◆ Written problem ◆
Each record below should be repeated precisely as written.
---------- Supplied data
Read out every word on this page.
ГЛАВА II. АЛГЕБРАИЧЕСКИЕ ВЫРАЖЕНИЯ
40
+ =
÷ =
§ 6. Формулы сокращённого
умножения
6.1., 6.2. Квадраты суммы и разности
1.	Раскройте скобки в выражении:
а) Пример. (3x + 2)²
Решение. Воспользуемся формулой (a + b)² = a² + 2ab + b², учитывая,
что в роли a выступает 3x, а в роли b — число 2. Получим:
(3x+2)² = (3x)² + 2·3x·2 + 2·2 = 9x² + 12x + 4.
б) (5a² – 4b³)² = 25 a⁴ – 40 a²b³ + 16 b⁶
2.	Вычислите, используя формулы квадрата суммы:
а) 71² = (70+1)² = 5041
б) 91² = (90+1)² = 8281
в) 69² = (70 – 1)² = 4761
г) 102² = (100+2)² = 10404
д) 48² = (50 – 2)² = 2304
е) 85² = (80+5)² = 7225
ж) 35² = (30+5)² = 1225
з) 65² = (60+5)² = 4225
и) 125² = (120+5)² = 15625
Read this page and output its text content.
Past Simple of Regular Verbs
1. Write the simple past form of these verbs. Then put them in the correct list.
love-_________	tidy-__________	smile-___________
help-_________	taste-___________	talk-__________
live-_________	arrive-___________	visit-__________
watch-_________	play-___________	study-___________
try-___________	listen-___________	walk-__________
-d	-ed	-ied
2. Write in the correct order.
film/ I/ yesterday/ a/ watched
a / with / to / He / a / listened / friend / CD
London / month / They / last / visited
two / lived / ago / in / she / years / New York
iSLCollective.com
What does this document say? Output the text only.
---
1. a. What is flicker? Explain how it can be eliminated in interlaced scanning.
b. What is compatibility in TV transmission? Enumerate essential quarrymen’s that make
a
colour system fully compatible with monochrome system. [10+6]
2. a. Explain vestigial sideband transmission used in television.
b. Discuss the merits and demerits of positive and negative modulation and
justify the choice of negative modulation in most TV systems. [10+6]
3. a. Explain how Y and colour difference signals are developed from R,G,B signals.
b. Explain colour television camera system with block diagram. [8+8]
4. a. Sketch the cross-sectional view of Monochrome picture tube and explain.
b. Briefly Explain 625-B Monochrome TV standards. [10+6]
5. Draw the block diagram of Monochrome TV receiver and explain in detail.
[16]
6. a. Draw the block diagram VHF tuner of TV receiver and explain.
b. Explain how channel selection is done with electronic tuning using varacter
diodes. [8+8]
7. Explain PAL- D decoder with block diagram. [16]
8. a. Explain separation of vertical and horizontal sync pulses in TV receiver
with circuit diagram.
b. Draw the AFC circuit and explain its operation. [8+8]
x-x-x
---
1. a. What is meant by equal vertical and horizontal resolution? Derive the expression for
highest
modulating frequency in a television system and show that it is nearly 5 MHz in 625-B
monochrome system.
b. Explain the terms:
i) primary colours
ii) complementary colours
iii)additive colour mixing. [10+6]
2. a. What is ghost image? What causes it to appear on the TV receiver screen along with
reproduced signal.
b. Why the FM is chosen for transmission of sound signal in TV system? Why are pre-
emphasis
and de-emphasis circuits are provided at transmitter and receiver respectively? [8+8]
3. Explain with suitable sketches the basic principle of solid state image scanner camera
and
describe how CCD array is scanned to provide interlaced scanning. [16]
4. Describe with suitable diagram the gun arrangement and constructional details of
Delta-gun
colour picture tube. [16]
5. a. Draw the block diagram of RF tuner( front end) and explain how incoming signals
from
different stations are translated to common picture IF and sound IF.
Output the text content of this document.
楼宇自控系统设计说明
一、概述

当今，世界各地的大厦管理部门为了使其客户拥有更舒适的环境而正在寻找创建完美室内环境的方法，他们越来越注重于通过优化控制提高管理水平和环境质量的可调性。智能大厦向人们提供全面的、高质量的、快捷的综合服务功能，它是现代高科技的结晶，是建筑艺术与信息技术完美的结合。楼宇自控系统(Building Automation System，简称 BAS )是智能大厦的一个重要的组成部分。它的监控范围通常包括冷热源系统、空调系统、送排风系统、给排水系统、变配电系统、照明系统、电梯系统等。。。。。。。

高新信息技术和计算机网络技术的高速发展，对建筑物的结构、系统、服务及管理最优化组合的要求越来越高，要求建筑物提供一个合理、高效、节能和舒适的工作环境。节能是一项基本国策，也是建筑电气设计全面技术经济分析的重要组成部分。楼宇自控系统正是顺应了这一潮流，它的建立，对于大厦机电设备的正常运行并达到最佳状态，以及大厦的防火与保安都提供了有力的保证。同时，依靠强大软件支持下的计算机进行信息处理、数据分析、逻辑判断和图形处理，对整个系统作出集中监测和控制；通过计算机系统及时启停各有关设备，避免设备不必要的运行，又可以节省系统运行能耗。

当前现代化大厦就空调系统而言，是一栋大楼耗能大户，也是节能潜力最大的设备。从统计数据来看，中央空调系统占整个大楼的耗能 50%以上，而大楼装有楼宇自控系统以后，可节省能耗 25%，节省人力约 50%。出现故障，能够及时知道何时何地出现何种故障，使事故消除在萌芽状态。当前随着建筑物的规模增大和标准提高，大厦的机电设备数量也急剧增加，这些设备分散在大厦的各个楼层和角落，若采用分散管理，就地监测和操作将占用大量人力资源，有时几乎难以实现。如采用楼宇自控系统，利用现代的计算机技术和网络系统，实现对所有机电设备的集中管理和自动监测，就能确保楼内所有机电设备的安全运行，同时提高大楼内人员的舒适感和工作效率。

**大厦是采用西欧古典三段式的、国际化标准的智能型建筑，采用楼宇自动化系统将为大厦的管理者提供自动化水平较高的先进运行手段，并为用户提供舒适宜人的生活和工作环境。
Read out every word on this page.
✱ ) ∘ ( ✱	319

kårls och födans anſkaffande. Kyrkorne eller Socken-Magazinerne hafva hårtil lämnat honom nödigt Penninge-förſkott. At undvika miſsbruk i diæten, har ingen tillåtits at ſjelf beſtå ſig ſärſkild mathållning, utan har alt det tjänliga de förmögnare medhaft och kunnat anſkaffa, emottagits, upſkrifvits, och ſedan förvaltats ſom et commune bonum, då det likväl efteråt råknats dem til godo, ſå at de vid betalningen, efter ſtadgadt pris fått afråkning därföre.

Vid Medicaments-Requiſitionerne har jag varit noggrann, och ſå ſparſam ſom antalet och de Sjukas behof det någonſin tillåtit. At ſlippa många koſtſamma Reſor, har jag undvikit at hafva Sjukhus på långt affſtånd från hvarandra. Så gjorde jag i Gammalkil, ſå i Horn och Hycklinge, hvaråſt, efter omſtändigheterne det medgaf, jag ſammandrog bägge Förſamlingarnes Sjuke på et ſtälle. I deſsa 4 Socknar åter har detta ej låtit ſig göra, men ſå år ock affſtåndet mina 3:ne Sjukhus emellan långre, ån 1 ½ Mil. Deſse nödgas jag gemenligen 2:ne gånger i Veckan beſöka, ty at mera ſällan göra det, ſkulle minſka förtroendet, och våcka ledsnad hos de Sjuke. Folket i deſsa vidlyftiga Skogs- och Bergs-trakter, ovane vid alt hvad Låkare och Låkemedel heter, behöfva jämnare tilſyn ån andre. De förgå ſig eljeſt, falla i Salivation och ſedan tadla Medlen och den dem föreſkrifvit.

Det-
--------------------
◆ Response to the exercise ◆
Read out every word on this page.
ГЛАВА II. АЛГЕБРАИЧЕСКИЕ ВЫРАЖЕНИЯ
40
+ =
÷ =
§ 6. Формулы сокращённого
умножения
6.1., 6.2. Квадраты суммы и разности
1.	Раскройте скобки в выражении:
а) Пример. (3x + 2)²
Решение. Воспользуемся формулой (a + b)² = a² + 2ab + b², учитывая,
что в роли a выступает 3x, а в роли b — число 2. Получим:
(3x+2)² = (3x)² + 2·3x·2 + 2·2 = 9x² + 12x + 4.
б) (5a² – 4b³)² = 25 a⁴ – 40 a²b³ + 16 b⁶
2.	Вычислите, используя формулы квадрата суммы:
а) 71² = (70+1)² = 5041
б) 91² = (90+1)² = 8281
в) 69² = (70 – 1)² = 4761
г) 102² = (100+2)² = 10404
д) 48² = (50 – 2)² = 2304
е) 85² = (80+5)² = 7225
ж) 35² = (30+5)² = 1225
з) 65² = (60+5)² = 4225
и) 125² = (120+5)² = 15625
Read this page and output its text content.
Past Simple of Regular Verbs
1. Write the simple past form of these verbs. Then put them in the correct list.
love-_________	tidy-__________	smile-___________
help-_________	taste-___________	talk-__________
live-_________	arrive-___________	visit-__________
watch-_________	play-___________	study-___________
try-___________	listen-___________	walk-__________
-d	-ed	-ied
2. Write in the correct order.
film/ I/ yesterday/ a/ watched
a / with / to / He / a / listened / friend / CD
London / month / They / last / visited
two / lived / ago / in / she / years / New York
iSLCollective.com
What does this document say? Output the text only.
---
1. a. What is flicker? Explain how it can be eliminated in interlaced scanning.
b. What is compatibility in TV transmission? Enumerate essential quarrymen’s that make
a
colour system fully compatible with monochrome system. [10+6]
2. a. Explain vestigial sideband transmission used in television.
b. Discuss the merits and demerits of positive and negative modulation and
justify the choice of negative modulation in most TV systems. [10+6]
3. a. Explain how Y and colour difference signals are developed from R,G,B signals.
b. Explain colour television camera system with block diagram. [8+8]
4. a. Sketch the cross-sectional view of Monochrome picture tube and explain.
b. Briefly Explain 625-B Monochrome TV standards. [10+6]
5. Draw the block diagram of Monochrome TV receiver and explain in detail.
[16]
6. a. Draw the block diagram VHF tuner of TV receiver and explain.
b. Explain how channel selection is done with electronic tuning using varacter
diodes. [8+8]
7. Explain PAL- D decoder with block diagram. [16]
8. a. Explain separation of vertical and horizontal sync pulses in TV receiver
with circuit diagram.
b. Draw the AFC circuit and explain its operation. [8+8]
x-x-x
---
1. a. What is meant by equal vertical and horizontal resolution? Derive the expression for
highest
modulating frequency in a television system and show that it is nearly 5 MHz in 625-B
monochrome system.
b. Explain the terms:
i) primary colours
ii) complementary colours
iii)additive colour mixing. [10+6]
2. a. What is ghost image? What causes it to appear on the TV receiver screen along with
reproduced signal.
b. Why the FM is chosen for transmission of sound signal in TV system? Why are pre-
emphasis
and de-emphasis circuits are provided at transmitter and receiver respectively? [8+8]
3. Explain with suitable sketches the basic principle of solid state image scanner camera
and
describe how CCD array is scanned to provide interlaced scanning. [16]
4. Describe with suitable diagram the gun arrangement and constructional details of
Delta-gun
colour picture tube. [16]
5. a. Draw the block diagram of RF tuner( front end) and explain how incoming signals
from
different stations are translated to common picture IF and sound IF.
Output the text content of this document.
楼宇自控系统设计说明
一、概述

当今，世界各地的大厦管理部门为了使其客户拥有更舒适的环境而正在寻找创建完美室内环境的方法，他们越来越注重于通过优化控制提高管理水平和环境质量的可调性。智能大厦向人们提供全面的、高质量的、快捷的综合服务功能，它是现代高科技的结晶，是建筑艺术与信息技术完美的结合。楼宇自控系统(Building Automation System，简称 BAS )是智能大厦的一个重要的组成部分。它的监控范围通常包括冷热源系统、空调系统、送排风系统、给排水系统、变配电系统、照明系统、电梯系统等。。。。。。。

高新信息技术和计算机网络技术的高速发展，对建筑物的结构、系统、服务及管理最优化组合的要求越来越高，要求建筑物提供一个合理、高效、节能和舒适的工作环境。节能是一项基本国策，也是建筑电气设计全面技术经济分析的重要组成部分。楼宇自控系统正是顺应了这一潮流，它的建立，对于大厦机电设备的正常运行并达到最佳状态，以及大厦的防火与保安都提供了有力的保证。同时，依靠强大软件支持下的计算机进行信息处理、数据分析、逻辑判断和图形处理，对整个系统作出集中监测和控制；通过计算机系统及时启停各有关设备，避免设备不必要的运行，又可以节省系统运行能耗。

当前现代化大厦就空调系统而言，是一栋大楼耗能大户，也是节能潜力最大的设备。从统计数据来看，中央空调系统占整个大楼的耗能 50%以上，而大楼装有楼宇自控系统以后，可节省能耗 25%，节省人力约 50%。出现故障，能够及时知道何时何地出现何种故障，使事故消除在萌芽状态。当前随着建筑物的规模增大和标准提高，大厦的机电设备数量也急剧增加，这些设备分散在大厦的各个楼层和角落，若采用分散管理，就地监测和操作将占用大量人力资源，有时几乎难以实现。如采用楼宇自控系统，利用现代的计算机技术和网络系统，实现对所有机电设备的集中管理和自动监测，就能确保楼内所有机电设备的安全运行，同时提高大楼内人员的舒适感和工作效率。

**大厦是采用西欧古典三段式的、国际化标准的智能型建筑，采用楼宇自动化系统将为大厦的管理者提供自动化水平较高的先进运行手段，并为用户提供舒适宜人的生活和工作环境。
Read out every word on this page.
✱ ) ∘ ( ✱	319

kårls och födans anſkaffande. Kyrkorne eller Socken-Magazinerne hafva hårtil lämnat honom nödigt Penninge-förſkott. At undvika miſsbruk i diæten, har ingen tillåtits at ſjelf beſtå ſig ſärſkild mathållning, utan har alt det tjänliga de förmögnare medhaft och kunnat anſkaffa, emottagits, upſkrifvits, och ſedan förvaltats ſom et commune bonum, då det likväl efteråt råknats dem til godo, ſå at de vid betalningen, efter ſtadgadt pris fått afråkning därföre.

Vid Medicaments-Requiſitionerne har jag varit noggrann, och ſå ſparſam ſom antalet och de Sjukas behof det någonſin tillåtit. At ſlippa många koſtſamma Reſor, har jag undvikit at hafva Sjukhus på långt affſtånd från hvarandra. Så gjorde jag i Gammalkil, ſå i Horn och Hycklinge, hvaråſt, efter omſtändigheterne det medgaf, jag ſammandrog bägge Förſamlingarnes Sjuke på et ſtälle. I deſsa 4 Socknar åter har detta ej låtit ſig göra, men ſå år ock affſtåndet mina 3:ne Sjukhus emellan långre, ån 1 ½ Mil. Deſse nödgas jag gemenligen 2:ne gånger i Veckan beſöka, ty at mera ſällan göra det, ſkulle minſka förtroendet, och våcka ledsnad hos de Sjuke. Folket i deſsa vidlyftiga Skogs- och Bergs-trakter, ovane vid alt hvad Låkare och Låkemedel heter, behöfva jämnare tilſyn ån andre. De förgå ſig eljeſt, falla i Salivation och ſedan tadla Medlen och den dem föreſkrifvit.

Det-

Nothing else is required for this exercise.